(Collected data entries)
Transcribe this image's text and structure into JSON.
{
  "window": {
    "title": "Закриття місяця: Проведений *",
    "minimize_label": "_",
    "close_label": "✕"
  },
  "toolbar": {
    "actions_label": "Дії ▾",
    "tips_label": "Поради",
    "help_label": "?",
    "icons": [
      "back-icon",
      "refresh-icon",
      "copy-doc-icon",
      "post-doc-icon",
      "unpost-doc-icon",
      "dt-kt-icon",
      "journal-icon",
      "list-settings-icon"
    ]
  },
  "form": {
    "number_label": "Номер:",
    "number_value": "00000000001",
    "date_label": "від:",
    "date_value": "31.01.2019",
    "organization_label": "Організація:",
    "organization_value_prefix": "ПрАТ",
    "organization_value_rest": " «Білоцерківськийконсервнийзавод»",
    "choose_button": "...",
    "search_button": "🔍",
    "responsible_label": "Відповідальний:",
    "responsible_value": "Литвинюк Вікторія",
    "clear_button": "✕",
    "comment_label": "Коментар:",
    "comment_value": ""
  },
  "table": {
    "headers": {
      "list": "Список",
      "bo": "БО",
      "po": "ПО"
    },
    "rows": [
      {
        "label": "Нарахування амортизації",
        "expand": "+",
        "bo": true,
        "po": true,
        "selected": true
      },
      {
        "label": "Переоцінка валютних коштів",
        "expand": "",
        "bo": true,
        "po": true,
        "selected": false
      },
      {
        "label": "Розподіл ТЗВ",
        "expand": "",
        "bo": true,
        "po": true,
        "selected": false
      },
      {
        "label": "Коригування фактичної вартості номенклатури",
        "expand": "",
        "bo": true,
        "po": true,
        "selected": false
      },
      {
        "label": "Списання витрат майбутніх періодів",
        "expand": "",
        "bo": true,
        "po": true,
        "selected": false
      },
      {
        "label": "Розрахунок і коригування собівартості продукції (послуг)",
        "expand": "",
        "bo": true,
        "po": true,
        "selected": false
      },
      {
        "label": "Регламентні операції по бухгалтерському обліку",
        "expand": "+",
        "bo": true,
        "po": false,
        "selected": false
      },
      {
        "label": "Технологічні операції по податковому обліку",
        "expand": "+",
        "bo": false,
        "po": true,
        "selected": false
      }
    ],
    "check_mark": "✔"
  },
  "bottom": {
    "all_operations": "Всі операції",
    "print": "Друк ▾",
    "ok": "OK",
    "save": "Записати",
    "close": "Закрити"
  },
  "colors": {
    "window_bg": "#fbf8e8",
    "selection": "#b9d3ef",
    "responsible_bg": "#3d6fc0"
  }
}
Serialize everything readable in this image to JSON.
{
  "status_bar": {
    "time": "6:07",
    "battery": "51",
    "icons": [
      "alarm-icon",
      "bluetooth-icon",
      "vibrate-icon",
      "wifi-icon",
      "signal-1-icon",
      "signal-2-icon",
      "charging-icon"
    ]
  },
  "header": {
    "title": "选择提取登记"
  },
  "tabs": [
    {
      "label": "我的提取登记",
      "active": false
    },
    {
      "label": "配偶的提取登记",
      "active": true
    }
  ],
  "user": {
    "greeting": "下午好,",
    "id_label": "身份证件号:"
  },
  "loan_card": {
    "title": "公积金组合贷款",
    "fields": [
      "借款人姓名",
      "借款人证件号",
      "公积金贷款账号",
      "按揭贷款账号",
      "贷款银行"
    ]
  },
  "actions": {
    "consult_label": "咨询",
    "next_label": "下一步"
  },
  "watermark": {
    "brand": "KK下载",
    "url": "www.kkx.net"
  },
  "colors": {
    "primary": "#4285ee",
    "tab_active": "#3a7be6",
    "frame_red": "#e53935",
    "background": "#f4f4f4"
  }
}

Brief ▸ Extract, exactly as they appear, the lines from the one containing "Serialize everything readable" through the final line.

Correct response ▸
Serialize everything readable in this image to JSON.
{
  "status_bar": {
    "time": "6:07",
    "battery": "51",
    "icons": [
      "alarm-icon",
      "bluetooth-icon",
      "vibrate-icon",
      "wifi-icon",
      "signal-1-icon",
      "signal-2-icon",
      "charging-icon"
    ]
  },
  "header": {
    "title": "选择提取登记"
  },
  "tabs": [
    {
      "label": "我的提取登记",
      "active": false
    },
    {
      "label": "配偶的提取登记",
      "active": true
    }
  ],
  "user": {
    "greeting": "下午好,",
    "id_label": "身份证件号:"
  },
  "loan_card": {
    "title": "公积金组合贷款",
    "fields": [
      "借款人姓名",
      "借款人证件号",
      "公积金贷款账号",
      "按揭贷款账号",
      "贷款银行"
    ]
  },
  "actions": {
    "consult_label": "咨询",
    "next_label": "下一步"
  },
  "watermark": {
    "brand": "KK下载",
    "url": "www.kkx.net"
  },
  "colors": {
    "primary": "#4285ee",
    "tab_active": "#3a7be6",
    "frame_red": "#e53935",
    "background": "#f4f4f4"
  }
}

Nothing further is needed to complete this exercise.